#### RECORDS SHOWN
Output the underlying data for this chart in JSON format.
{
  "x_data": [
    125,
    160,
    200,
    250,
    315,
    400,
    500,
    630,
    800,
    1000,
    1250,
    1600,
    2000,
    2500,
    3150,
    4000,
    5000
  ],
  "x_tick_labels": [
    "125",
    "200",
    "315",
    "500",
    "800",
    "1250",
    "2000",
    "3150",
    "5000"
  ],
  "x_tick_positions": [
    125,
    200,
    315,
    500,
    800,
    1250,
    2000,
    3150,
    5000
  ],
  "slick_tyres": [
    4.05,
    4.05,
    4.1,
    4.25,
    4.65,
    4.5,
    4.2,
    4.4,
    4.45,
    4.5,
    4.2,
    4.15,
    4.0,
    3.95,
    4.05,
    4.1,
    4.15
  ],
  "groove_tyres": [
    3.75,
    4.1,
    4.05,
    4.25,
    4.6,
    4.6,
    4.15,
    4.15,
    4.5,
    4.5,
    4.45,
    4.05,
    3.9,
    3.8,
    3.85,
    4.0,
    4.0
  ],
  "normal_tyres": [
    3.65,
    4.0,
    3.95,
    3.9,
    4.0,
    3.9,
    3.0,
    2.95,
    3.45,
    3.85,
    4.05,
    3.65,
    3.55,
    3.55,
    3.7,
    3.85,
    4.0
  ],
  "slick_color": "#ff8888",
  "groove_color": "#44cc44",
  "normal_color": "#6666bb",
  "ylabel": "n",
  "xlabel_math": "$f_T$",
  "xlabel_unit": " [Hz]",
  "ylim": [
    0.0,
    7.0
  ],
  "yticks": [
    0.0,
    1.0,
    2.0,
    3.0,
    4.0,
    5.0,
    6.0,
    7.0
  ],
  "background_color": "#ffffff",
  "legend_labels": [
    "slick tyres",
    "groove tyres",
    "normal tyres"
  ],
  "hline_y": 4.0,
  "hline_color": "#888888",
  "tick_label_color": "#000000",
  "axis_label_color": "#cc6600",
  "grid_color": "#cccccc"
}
########
TASK DESCRIPTION:
Using the data above, reproduce every line exactly.

FINISHED ANSWER:
Output the underlying data for this chart in JSON format.
{
  "x_data": [
    125,
    160,
    200,
    250,
    315,
    400,
    500,
    630,
    800,
    1000,
    1250,
    1600,
    2000,
    2500,
    3150,
    4000,
    5000
  ],
  "x_tick_labels": [
    "125",
    "200",
    "315",
    "500",
    "800",
    "1250",
    "2000",
    "3150",
    "5000"
  ],
  "x_tick_positions": [
    125,
    200,
    315,
    500,
    800,
    1250,
    2000,
    3150,
    5000
  ],
  "slick_tyres": [
    4.05,
    4.05,
    4.1,
    4.25,
    4.65,
    4.5,
    4.2,
    4.4,
    4.45,
    4.5,
    4.2,
    4.15,
    4.0,
    3.95,
    4.05,
    4.1,
    4.15
  ],
  "groove_tyres": [
    3.75,
    4.1,
    4.05,
    4.25,
    4.6,
    4.6,
    4.15,
    4.15,
    4.5,
    4.5,
    4.45,
    4.05,
    3.9,
    3.8,
    3.85,
    4.0,
    4.0
  ],
  "normal_tyres": [
    3.65,
    4.0,
    3.95,
    3.9,
    4.0,
    3.9,
    3.0,
    2.95,
    3.45,
    3.85,
    4.05,
    3.65,
    3.55,
    3.55,
    3.7,
    3.85,
    4.0
  ],
  "slick_color": "#ff8888",
  "groove_color": "#44cc44",
  "normal_color": "#6666bb",
  "ylabel": "n",
  "xlabel_math": "$f_T$",
  "xlabel_unit": " [Hz]",
  "ylim": [
    0.0,
    7.0
  ],
  "yticks": [
    0.0,
    1.0,
    2.0,
    3.0,
    4.0,
    5.0,
    6.0,
    7.0
  ],
  "background_color": "#ffffff",
  "legend_labels": [
    "slick tyres",
    "groove tyres",
    "normal tyres"
  ],
  "hline_y": 4.0,
  "hline_color": "#888888",
  "tick_label_color": "#000000",
  "axis_label_color": "#cc6600",
  "grid_color": "#cccccc"
}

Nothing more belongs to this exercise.